- **Do this**: Quote the records in full and leave their pictures out.

- **Extracted data**:
******************************
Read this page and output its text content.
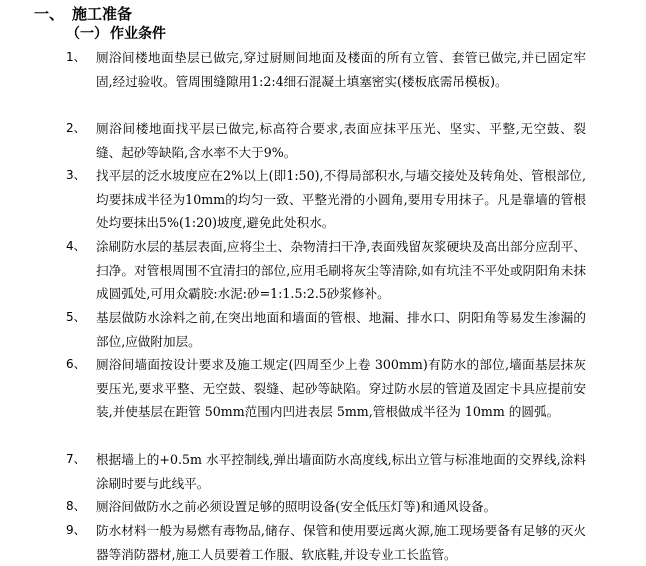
一、 施工准备
（一） 作业条件
1、 厕浴间楼地面垫层已做完,穿过厨厕间地面及楼面的所有立管、套管已做完,并已固定牢固,经过验收。管周围缝隙用1:2:4细石混凝土填塞密实(楼板底需吊模板)。
2、 厕浴间楼地面找平层已做完,标高符合要求,表面应抹平压光、坚实、平整,无空鼓、裂缝、起砂等缺陷,含水率不大于9%。
3、 找平层的泛水坡度应在2%以上(即1:50),不得局部积水,与墙交接处及转角处、管根部位,均要抹成半径为10mm的均匀一致、平整光滑的小圆角,要用专用抹子。凡是靠墙的管根处均要抹出5%(1:20)坡度,避免此处积水。
4、 涂刷防水层的基层表面,应将尘土、杂物清扫干净,表面残留灰浆硬块及高出部分应刮平、扫净。对管根周围不宜清扫的部位,应用毛刷将灰尘等清除,如有坑洼不平处或阴阳角未抹成圆弧处,可用众霸胶:水泥:砂=1:1.5:2.5砂浆修补。
5、 基层做防水涂料之前,在突出地面和墙面的管根、地漏、排水口、阴阳角等易发生渗漏的部位,应做附加层。
6、 厕浴间墙面按设计要求及施工规定(四周至少上卷 300mm)有防水的部位,墙面基层抹灰要压光,要求平整、无空鼓、裂缝、起砂等缺陷。穿过防水层的管道及固定卡具应提前安装,并使基层在距管 50mm范围内凹进表层 5mm,管根做成半径为 10mm 的圆弧。
7、 根据墙上的+0.5m 水平控制线,弹出墙面防水高度线,标出立管与标准地面的交界线,涂料涂刷时要与此线平。
8、 厕浴间做防水之前必须设置足够的照明设备(安全低压灯等)和通风设备。
9、 防水材料一般为易燃有毒物品,储存、保管和使用要远离火源,施工现场要备有足够的灭火器等消防器材,施工人员要着工作服、软底鞋,并设专业工长监管。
******************************
- **Correct output**:
Read this page and output its text content.
一、 施工准备
（一） 作业条件
1、 厕浴间楼地面垫层已做完,穿过厨厕间地面及楼面的所有立管、套管已做完,并已固定牢固,经过验收。管周围缝隙用1:2:4细石混凝土填塞密实(楼板底需吊模板)。
2、 厕浴间楼地面找平层已做完,标高符合要求,表面应抹平压光、坚实、平整,无空鼓、裂缝、起砂等缺陷,含水率不大于9%。
3、 找平层的泛水坡度应在2%以上(即1:50),不得局部积水,与墙交接处及转角处、管根部位,均要抹成半径为10mm的均匀一致、平整光滑的小圆角,要用专用抹子。凡是靠墙的管根处均要抹出5%(1:20)坡度,避免此处积水。
4、 涂刷防水层的基层表面,应将尘土、杂物清扫干净,表面残留灰浆硬块及高出部分应刮平、扫净。对管根周围不宜清扫的部位,应用毛刷将灰尘等清除,如有坑洼不平处或阴阳角未抹成圆弧处,可用众霸胶:水泥:砂=1:1.5:2.5砂浆修补。
5、 基层做防水涂料之前,在突出地面和墙面的管根、地漏、排水口、阴阳角等易发生渗漏的部位,应做附加层。
6、 厕浴间墙面按设计要求及施工规定(四周至少上卷 300mm)有防水的部位,墙面基层抹灰要压光,要求平整、无空鼓、裂缝、起砂等缺陷。穿过防水层的管道及固定卡具应提前安装,并使基层在距管 50mm范围内凹进表层 5mm,管根做成半径为 10mm 的圆弧。
7、 根据墙上的+0.5m 水平控制线,弹出墙面防水高度线,标出立管与标准地面的交界线,涂料涂刷时要与此线平。
8、 厕浴间做防水之前必须设置足够的照明设备(安全低压灯等)和通风设备。
9、 防水材料一般为易燃有毒物品,储存、保管和使用要远离火源,施工现场要备有足够的灭火器等消防器材,施工人员要着工作服、软底鞋,并设专业工长监管。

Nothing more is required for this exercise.